* [DATASET RECORDS]:
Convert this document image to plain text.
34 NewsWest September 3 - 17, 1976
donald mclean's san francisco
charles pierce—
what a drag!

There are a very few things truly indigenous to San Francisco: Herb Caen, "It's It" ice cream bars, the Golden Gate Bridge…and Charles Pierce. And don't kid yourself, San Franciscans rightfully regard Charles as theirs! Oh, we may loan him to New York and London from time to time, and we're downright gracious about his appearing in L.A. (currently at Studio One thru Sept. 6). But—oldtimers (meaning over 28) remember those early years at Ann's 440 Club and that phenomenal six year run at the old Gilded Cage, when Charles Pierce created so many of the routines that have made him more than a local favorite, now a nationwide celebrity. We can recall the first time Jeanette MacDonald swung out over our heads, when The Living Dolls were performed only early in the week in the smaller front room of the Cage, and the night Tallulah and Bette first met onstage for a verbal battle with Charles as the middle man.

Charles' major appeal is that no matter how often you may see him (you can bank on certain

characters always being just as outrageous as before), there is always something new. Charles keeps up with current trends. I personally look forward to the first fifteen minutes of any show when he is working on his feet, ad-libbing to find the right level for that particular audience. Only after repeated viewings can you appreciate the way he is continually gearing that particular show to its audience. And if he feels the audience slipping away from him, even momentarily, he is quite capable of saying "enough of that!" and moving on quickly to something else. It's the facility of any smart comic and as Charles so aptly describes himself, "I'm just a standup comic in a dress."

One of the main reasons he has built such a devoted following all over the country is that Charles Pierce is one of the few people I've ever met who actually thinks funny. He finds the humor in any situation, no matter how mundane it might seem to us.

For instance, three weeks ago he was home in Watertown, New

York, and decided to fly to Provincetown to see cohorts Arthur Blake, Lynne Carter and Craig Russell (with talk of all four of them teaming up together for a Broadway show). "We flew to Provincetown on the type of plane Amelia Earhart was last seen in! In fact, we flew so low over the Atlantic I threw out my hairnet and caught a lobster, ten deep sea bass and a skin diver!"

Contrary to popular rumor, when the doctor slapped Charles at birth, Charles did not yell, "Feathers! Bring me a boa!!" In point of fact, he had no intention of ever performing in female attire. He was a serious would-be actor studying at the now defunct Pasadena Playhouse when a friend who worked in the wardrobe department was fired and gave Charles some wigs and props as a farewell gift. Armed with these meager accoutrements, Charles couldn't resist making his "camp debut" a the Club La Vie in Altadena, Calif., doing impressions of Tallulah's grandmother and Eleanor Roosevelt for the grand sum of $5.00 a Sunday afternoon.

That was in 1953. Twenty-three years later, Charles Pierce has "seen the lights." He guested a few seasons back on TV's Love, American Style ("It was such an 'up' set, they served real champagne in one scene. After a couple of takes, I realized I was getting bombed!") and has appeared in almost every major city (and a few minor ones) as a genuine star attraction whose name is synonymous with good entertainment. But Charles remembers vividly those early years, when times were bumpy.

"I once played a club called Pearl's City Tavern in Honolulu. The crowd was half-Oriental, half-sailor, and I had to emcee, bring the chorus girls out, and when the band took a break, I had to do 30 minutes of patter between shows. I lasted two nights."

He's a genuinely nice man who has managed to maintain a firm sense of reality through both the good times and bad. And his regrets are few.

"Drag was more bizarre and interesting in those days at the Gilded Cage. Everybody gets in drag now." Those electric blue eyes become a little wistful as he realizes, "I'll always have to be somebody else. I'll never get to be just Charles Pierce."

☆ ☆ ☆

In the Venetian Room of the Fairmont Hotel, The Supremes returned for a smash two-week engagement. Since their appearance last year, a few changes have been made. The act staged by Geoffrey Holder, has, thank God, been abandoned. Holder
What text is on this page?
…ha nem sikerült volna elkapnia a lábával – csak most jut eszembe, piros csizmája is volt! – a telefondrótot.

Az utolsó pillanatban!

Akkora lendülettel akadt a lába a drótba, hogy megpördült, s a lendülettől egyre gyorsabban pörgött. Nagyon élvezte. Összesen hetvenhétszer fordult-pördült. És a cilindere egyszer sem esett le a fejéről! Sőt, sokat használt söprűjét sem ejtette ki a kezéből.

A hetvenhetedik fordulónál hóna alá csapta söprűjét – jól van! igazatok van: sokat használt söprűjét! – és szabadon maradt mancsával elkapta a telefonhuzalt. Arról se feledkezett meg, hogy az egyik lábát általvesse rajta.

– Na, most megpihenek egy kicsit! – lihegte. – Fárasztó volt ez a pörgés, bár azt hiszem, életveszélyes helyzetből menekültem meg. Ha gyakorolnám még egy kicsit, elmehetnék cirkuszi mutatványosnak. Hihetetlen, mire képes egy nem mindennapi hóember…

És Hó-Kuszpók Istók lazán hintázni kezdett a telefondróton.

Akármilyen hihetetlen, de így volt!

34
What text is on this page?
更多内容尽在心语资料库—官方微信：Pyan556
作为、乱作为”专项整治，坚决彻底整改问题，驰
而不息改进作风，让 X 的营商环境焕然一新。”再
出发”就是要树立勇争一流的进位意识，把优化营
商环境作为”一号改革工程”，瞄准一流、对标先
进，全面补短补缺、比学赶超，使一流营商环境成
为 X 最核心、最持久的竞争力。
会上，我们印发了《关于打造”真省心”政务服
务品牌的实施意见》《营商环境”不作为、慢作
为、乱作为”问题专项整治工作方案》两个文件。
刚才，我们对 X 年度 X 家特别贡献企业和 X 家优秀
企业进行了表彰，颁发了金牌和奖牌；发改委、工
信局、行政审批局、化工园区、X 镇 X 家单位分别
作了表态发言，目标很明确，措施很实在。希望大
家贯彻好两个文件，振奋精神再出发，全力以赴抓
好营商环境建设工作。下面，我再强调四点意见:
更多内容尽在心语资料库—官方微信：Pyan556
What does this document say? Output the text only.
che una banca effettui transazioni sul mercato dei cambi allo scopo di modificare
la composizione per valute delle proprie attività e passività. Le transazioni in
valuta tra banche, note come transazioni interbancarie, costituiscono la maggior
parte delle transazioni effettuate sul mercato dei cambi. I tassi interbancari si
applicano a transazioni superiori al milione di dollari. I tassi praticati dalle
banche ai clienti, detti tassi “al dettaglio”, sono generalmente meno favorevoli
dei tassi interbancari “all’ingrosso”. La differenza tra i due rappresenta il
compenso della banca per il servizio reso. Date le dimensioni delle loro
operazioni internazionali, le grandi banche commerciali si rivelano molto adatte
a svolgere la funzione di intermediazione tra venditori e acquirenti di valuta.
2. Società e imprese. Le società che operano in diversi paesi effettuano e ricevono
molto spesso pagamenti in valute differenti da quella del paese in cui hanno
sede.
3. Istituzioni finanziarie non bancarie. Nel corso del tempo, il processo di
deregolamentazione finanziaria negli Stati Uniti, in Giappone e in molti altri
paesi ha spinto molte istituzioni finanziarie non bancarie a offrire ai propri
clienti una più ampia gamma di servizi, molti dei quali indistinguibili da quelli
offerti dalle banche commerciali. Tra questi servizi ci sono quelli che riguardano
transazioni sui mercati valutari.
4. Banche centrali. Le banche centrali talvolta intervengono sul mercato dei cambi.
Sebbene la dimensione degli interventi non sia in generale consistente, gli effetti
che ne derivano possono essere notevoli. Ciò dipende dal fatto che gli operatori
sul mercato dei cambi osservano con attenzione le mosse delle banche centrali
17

* [JOB]: Reproduce the entire listing word for word.

* [WRITTEN RESPONSE]:
Convert this document image to plain text.
34 NewsWest September 3 - 17, 1976
donald mclean's san francisco
charles pierce—
what a drag!

There are a very few things truly indigenous to San Francisco: Herb Caen, "It's It" ice cream bars, the Golden Gate Bridge…and Charles Pierce. And don't kid yourself, San Franciscans rightfully regard Charles as theirs! Oh, we may loan him to New York and London from time to time, and we're downright gracious about his appearing in L.A. (currently at Studio One thru Sept. 6). But—oldtimers (meaning over 28) remember those early years at Ann's 440 Club and that phenomenal six year run at the old Gilded Cage, when Charles Pierce created so many of the routines that have made him more than a local favorite, now a nationwide celebrity. We can recall the first time Jeanette MacDonald swung out over our heads, when The Living Dolls were performed only early in the week in the smaller front room of the Cage, and the night Tallulah and Bette first met onstage for a verbal battle with Charles as the middle man.

Charles' major appeal is that no matter how often you may see him (you can bank on certain

characters always being just as outrageous as before), there is always something new. Charles keeps up with current trends. I personally look forward to the first fifteen minutes of any show when he is working on his feet, ad-libbing to find the right level for that particular audience. Only after repeated viewings can you appreciate the way he is continually gearing that particular show to its audience. And if he feels the audience slipping away from him, even momentarily, he is quite capable of saying "enough of that!" and moving on quickly to something else. It's the facility of any smart comic and as Charles so aptly describes himself, "I'm just a standup comic in a dress."

One of the main reasons he has built such a devoted following all over the country is that Charles Pierce is one of the few people I've ever met who actually thinks funny. He finds the humor in any situation, no matter how mundane it might seem to us.

For instance, three weeks ago he was home in Watertown, New

York, and decided to fly to Provincetown to see cohorts Arthur Blake, Lynne Carter and Craig Russell (with talk of all four of them teaming up together for a Broadway show). "We flew to Provincetown on the type of plane Amelia Earhart was last seen in! In fact, we flew so low over the Atlantic I threw out my hairnet and caught a lobster, ten deep sea bass and a skin diver!"

Contrary to popular rumor, when the doctor slapped Charles at birth, Charles did not yell, "Feathers! Bring me a boa!!" In point of fact, he had no intention of ever performing in female attire. He was a serious would-be actor studying at the now defunct Pasadena Playhouse when a friend who worked in the wardrobe department was fired and gave Charles some wigs and props as a farewell gift. Armed with these meager accoutrements, Charles couldn't resist making his "camp debut" a the Club La Vie in Altadena, Calif., doing impressions of Tallulah's grandmother and Eleanor Roosevelt for the grand sum of $5.00 a Sunday afternoon.

That was in 1953. Twenty-three years later, Charles Pierce has "seen the lights." He guested a few seasons back on TV's Love, American Style ("It was such an 'up' set, they served real champagne in one scene. After a couple of takes, I realized I was getting bombed!") and has appeared in almost every major city (and a few minor ones) as a genuine star attraction whose name is synonymous with good entertainment. But Charles remembers vividly those early years, when times were bumpy.

"I once played a club called Pearl's City Tavern in Honolulu. The crowd was half-Oriental, half-sailor, and I had to emcee, bring the chorus girls out, and when the band took a break, I had to do 30 minutes of patter between shows. I lasted two nights."

He's a genuinely nice man who has managed to maintain a firm sense of reality through both the good times and bad. And his regrets are few.

"Drag was more bizarre and interesting in those days at the Gilded Cage. Everybody gets in drag now." Those electric blue eyes become a little wistful as he realizes, "I'll always have to be somebody else. I'll never get to be just Charles Pierce."

☆ ☆ ☆

In the Venetian Room of the Fairmont Hotel, The Supremes returned for a smash two-week engagement. Since their appearance last year, a few changes have been made. The act staged by Geoffrey Holder, has, thank God, been abandoned. Holder
What text is on this page?
…ha nem sikerült volna elkapnia a lábával – csak most jut eszembe, piros csizmája is volt! – a telefondrótot.

Az utolsó pillanatban!

Akkora lendülettel akadt a lába a drótba, hogy megpördült, s a lendülettől egyre gyorsabban pörgött. Nagyon élvezte. Összesen hetvenhétszer fordult-pördült. És a cilindere egyszer sem esett le a fejéről! Sőt, sokat használt söprűjét sem ejtette ki a kezéből.

A hetvenhetedik fordulónál hóna alá csapta söprűjét – jól van! igazatok van: sokat használt söprűjét! – és szabadon maradt mancsával elkapta a telefonhuzalt. Arról se feledkezett meg, hogy az egyik lábát általvesse rajta.

– Na, most megpihenek egy kicsit! – lihegte. – Fárasztó volt ez a pörgés, bár azt hiszem, életveszélyes helyzetből menekültem meg. Ha gyakorolnám még egy kicsit, elmehetnék cirkuszi mutatványosnak. Hihetetlen, mire képes egy nem mindennapi hóember…

És Hó-Kuszpók Istók lazán hintázni kezdett a telefondróton.

Akármilyen hihetetlen, de így volt!

34
What text is on this page?
更多内容尽在心语资料库—官方微信：Pyan556
作为、乱作为”专项整治，坚决彻底整改问题，驰
而不息改进作风，让 X 的营商环境焕然一新。”再
出发”就是要树立勇争一流的进位意识，把优化营
商环境作为”一号改革工程”，瞄准一流、对标先
进，全面补短补缺、比学赶超，使一流营商环境成
为 X 最核心、最持久的竞争力。
会上，我们印发了《关于打造”真省心”政务服
务品牌的实施意见》《营商环境”不作为、慢作
为、乱作为”问题专项整治工作方案》两个文件。
刚才，我们对 X 年度 X 家特别贡献企业和 X 家优秀
企业进行了表彰，颁发了金牌和奖牌；发改委、工
信局、行政审批局、化工园区、X 镇 X 家单位分别
作了表态发言，目标很明确，措施很实在。希望大
家贯彻好两个文件，振奋精神再出发，全力以赴抓
好营商环境建设工作。下面，我再强调四点意见:
更多内容尽在心语资料库—官方微信：Pyan556
What does this document say? Output the text only.
che una banca effettui transazioni sul mercato dei cambi allo scopo di modificare
la composizione per valute delle proprie attività e passività. Le transazioni in
valuta tra banche, note come transazioni interbancarie, costituiscono la maggior
parte delle transazioni effettuate sul mercato dei cambi. I tassi interbancari si
applicano a transazioni superiori al milione di dollari. I tassi praticati dalle
banche ai clienti, detti tassi “al dettaglio”, sono generalmente meno favorevoli
dei tassi interbancari “all’ingrosso”. La differenza tra i due rappresenta il
compenso della banca per il servizio reso. Date le dimensioni delle loro
operazioni internazionali, le grandi banche commerciali si rivelano molto adatte
a svolgere la funzione di intermediazione tra venditori e acquirenti di valuta.
2. Società e imprese. Le società che operano in diversi paesi effettuano e ricevono
molto spesso pagamenti in valute differenti da quella del paese in cui hanno
sede.
3. Istituzioni finanziarie non bancarie. Nel corso del tempo, il processo di
deregolamentazione finanziaria negli Stati Uniti, in Giappone e in molti altri
paesi ha spinto molte istituzioni finanziarie non bancarie a offrire ai propri
clienti una più ampia gamma di servizi, molti dei quali indistinguibili da quelli
offerti dalle banche commerciali. Tra questi servizi ci sono quelli che riguardano
transazioni sui mercati valutari.
4. Banche centrali. Le banche centrali talvolta intervengono sul mercato dei cambi.
Sebbene la dimensione degli interventi non sia in generale consistente, gli effetti
che ne derivano possono essere notevoli. Ciò dipende dal fatto che gli operatori
sul mercato dei cambi osservano con attenzione le mosse delle banche centrali
17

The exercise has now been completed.